Reproduce every entry exactly.

-*-

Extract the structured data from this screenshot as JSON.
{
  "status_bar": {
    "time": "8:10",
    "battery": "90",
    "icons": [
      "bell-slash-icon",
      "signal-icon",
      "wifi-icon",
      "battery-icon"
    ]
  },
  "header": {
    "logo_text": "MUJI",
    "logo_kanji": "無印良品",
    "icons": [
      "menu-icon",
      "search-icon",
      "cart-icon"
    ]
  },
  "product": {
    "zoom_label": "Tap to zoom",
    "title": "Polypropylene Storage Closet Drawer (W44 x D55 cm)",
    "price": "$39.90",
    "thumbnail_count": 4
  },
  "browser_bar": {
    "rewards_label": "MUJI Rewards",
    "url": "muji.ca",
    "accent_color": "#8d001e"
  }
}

-*-

◆ Exercise solution ◆
Extract the structured data from this screenshot as JSON.
{
  "status_bar": {
    "time": "8:10",
    "battery": "90",
    "icons": [
      "bell-slash-icon",
      "signal-icon",
      "wifi-icon",
      "battery-icon"
    ]
  },
  "header": {
    "logo_text": "MUJI",
    "logo_kanji": "無印良品",
    "icons": [
      "menu-icon",
      "search-icon",
      "cart-icon"
    ]
  },
  "product": {
    "zoom_label": "Tap to zoom",
    "title": "Polypropylene Storage Closet Drawer (W44 x D55 cm)",
    "price": "$39.90",
    "thumbnail_count": 4
  },
  "browser_bar": {
    "rewards_label": "MUJI Rewards",
    "url": "muji.ca",
    "accent_color": "#8d001e"
  }
}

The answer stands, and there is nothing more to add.